[What you are asked to do]: Select, from the data, each line where "this" occurs.

[Data]:
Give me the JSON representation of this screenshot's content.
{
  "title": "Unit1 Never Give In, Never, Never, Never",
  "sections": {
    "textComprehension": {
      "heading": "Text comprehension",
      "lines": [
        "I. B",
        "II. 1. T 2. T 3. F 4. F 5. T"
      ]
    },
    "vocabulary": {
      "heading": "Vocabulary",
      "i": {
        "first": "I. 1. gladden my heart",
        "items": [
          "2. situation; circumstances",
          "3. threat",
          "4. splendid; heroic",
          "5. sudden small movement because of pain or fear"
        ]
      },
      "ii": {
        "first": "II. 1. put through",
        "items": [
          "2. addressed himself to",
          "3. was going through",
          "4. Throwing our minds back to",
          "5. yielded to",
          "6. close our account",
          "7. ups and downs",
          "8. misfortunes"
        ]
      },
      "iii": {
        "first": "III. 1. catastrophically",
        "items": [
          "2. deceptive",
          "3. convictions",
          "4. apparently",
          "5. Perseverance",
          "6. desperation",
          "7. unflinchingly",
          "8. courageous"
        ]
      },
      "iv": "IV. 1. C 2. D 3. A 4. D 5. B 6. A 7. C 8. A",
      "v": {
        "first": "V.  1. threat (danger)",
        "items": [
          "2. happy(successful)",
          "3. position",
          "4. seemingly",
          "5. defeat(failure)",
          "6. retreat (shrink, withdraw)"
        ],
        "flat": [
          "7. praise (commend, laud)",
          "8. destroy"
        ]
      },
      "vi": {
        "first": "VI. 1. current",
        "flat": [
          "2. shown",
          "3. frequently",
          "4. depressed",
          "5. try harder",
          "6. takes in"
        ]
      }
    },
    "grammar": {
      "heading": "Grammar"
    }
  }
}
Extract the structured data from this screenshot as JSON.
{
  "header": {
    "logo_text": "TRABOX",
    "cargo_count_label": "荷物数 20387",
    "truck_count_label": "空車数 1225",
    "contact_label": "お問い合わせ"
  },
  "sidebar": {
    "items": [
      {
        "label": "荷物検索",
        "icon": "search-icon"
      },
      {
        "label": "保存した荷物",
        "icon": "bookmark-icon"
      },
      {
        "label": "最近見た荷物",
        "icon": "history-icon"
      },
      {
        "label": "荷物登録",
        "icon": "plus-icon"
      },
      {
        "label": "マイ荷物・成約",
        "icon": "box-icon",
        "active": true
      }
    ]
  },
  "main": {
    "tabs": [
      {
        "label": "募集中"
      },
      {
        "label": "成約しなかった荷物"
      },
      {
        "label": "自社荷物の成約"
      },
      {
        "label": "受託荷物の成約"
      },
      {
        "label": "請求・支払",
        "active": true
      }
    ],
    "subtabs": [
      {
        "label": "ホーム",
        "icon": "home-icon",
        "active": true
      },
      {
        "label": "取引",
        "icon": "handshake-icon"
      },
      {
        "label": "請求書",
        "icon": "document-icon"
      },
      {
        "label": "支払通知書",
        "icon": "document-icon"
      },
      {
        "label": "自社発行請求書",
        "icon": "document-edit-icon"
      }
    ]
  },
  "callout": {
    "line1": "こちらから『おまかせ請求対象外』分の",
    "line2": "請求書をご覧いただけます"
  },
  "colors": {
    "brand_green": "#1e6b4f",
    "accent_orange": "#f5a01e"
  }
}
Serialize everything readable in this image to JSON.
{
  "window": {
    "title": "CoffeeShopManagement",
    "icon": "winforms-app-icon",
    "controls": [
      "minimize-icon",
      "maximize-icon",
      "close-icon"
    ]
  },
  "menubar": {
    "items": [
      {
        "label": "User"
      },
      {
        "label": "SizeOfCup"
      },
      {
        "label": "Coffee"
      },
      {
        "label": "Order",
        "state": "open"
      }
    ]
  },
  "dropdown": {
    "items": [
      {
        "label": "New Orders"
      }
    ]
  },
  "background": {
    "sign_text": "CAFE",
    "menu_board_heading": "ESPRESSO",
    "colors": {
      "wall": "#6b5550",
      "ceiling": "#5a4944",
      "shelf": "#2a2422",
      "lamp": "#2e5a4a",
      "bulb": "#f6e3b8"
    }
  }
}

[Exercise result]:
Give me the JSON representation of this screenshot's content.
Extract the structured data from this screenshot as JSON.
Serialize everything readable in this image to JSON.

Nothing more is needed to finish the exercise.